─── Data in this exercise
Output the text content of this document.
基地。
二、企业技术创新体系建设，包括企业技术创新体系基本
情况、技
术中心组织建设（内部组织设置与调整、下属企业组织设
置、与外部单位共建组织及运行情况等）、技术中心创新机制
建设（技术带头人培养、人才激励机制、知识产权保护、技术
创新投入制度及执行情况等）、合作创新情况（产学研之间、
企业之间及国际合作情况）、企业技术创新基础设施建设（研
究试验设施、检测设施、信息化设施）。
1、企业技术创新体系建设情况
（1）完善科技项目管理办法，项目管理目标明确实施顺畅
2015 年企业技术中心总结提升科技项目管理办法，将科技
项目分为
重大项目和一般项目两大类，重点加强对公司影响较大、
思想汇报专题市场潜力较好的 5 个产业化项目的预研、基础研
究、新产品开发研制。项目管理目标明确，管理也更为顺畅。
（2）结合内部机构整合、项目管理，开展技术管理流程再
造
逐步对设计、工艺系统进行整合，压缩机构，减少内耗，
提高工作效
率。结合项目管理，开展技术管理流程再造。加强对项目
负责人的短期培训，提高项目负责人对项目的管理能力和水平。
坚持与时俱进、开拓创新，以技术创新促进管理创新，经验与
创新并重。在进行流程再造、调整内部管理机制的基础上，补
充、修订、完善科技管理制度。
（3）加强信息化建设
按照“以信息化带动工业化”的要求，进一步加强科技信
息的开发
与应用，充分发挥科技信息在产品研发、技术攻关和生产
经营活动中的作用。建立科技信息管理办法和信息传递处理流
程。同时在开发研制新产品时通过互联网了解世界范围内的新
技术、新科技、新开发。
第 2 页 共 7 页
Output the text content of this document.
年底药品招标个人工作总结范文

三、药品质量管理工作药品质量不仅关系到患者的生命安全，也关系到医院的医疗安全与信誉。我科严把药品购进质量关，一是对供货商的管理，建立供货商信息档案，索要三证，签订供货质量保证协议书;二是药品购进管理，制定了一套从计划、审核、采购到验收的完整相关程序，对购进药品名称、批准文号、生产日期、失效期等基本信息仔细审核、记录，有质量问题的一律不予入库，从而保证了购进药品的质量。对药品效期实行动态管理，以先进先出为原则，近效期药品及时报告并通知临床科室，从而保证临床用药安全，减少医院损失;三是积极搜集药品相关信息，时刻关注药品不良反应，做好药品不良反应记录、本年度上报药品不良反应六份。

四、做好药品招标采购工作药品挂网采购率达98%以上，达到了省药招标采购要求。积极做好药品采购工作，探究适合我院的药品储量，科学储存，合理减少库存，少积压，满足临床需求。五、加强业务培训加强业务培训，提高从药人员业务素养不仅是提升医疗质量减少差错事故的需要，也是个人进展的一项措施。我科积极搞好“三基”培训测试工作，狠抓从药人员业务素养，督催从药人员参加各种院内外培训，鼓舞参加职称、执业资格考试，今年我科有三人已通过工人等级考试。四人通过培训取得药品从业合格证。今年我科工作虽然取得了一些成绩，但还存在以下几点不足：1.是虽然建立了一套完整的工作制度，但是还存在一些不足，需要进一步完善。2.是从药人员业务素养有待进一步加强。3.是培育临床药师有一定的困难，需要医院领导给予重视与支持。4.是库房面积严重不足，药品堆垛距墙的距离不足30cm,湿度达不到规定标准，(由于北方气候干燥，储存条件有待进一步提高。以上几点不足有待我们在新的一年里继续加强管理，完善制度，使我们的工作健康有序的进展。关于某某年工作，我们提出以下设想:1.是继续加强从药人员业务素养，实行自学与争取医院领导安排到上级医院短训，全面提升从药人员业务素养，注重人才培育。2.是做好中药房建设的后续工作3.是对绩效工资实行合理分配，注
──────
→ Request:
All of the data needs to be printed once more, exactly.

→ Exercise response:
Output the text content of this document.
基地。
二、企业技术创新体系建设，包括企业技术创新体系基本
情况、技
术中心组织建设（内部组织设置与调整、下属企业组织设
置、与外部单位共建组织及运行情况等）、技术中心创新机制
建设（技术带头人培养、人才激励机制、知识产权保护、技术
创新投入制度及执行情况等）、合作创新情况（产学研之间、
企业之间及国际合作情况）、企业技术创新基础设施建设（研
究试验设施、检测设施、信息化设施）。
1、企业技术创新体系建设情况
（1）完善科技项目管理办法，项目管理目标明确实施顺畅
2015 年企业技术中心总结提升科技项目管理办法，将科技
项目分为
重大项目和一般项目两大类，重点加强对公司影响较大、
思想汇报专题市场潜力较好的 5 个产业化项目的预研、基础研
究、新产品开发研制。项目管理目标明确，管理也更为顺畅。
（2）结合内部机构整合、项目管理，开展技术管理流程再
造
逐步对设计、工艺系统进行整合，压缩机构，减少内耗，
提高工作效
率。结合项目管理，开展技术管理流程再造。加强对项目
负责人的短期培训，提高项目负责人对项目的管理能力和水平。
坚持与时俱进、开拓创新，以技术创新促进管理创新，经验与
创新并重。在进行流程再造、调整内部管理机制的基础上，补
充、修订、完善科技管理制度。
（3）加强信息化建设
按照“以信息化带动工业化”的要求，进一步加强科技信
息的开发
与应用，充分发挥科技信息在产品研发、技术攻关和生产
经营活动中的作用。建立科技信息管理办法和信息传递处理流
程。同时在开发研制新产品时通过互联网了解世界范围内的新
技术、新科技、新开发。
第 2 页 共 7 页
Output the text content of this document.
年底药品招标个人工作总结范文

三、药品质量管理工作药品质量不仅关系到患者的生命安全，也关系到医院的医疗安全与信誉。我科严把药品购进质量关，一是对供货商的管理，建立供货商信息档案，索要三证，签订供货质量保证协议书;二是药品购进管理，制定了一套从计划、审核、采购到验收的完整相关程序，对购进药品名称、批准文号、生产日期、失效期等基本信息仔细审核、记录，有质量问题的一律不予入库，从而保证了购进药品的质量。对药品效期实行动态管理，以先进先出为原则，近效期药品及时报告并通知临床科室，从而保证临床用药安全，减少医院损失;三是积极搜集药品相关信息，时刻关注药品不良反应，做好药品不良反应记录、本年度上报药品不良反应六份。

四、做好药品招标采购工作药品挂网采购率达98%以上，达到了省药招标采购要求。积极做好药品采购工作，探究适合我院的药品储量，科学储存，合理减少库存，少积压，满足临床需求。五、加强业务培训加强业务培训，提高从药人员业务素养不仅是提升医疗质量减少差错事故的需要，也是个人进展的一项措施。我科积极搞好“三基”培训测试工作，狠抓从药人员业务素养，督催从药人员参加各种院内外培训，鼓舞参加职称、执业资格考试，今年我科有三人已通过工人等级考试。四人通过培训取得药品从业合格证。今年我科工作虽然取得了一些成绩，但还存在以下几点不足：1.是虽然建立了一套完整的工作制度，但是还存在一些不足，需要进一步完善。2.是从药人员业务素养有待进一步加强。3.是培育临床药师有一定的困难，需要医院领导给予重视与支持。4.是库房面积严重不足，药品堆垛距墙的距离不足30cm,湿度达不到规定标准，(由于北方气候干燥，储存条件有待进一步提高。以上几点不足有待我们在新的一年里继续加强管理，完善制度，使我们的工作健康有序的进展。关于某某年工作，我们提出以下设想:1.是继续加强从药人员业务素养，实行自学与争取医院领导安排到上级医院短训，全面提升从药人员业务素养，注重人才培育。2.是做好中药房建设的后续工作3.是对绩效工资实行合理分配，注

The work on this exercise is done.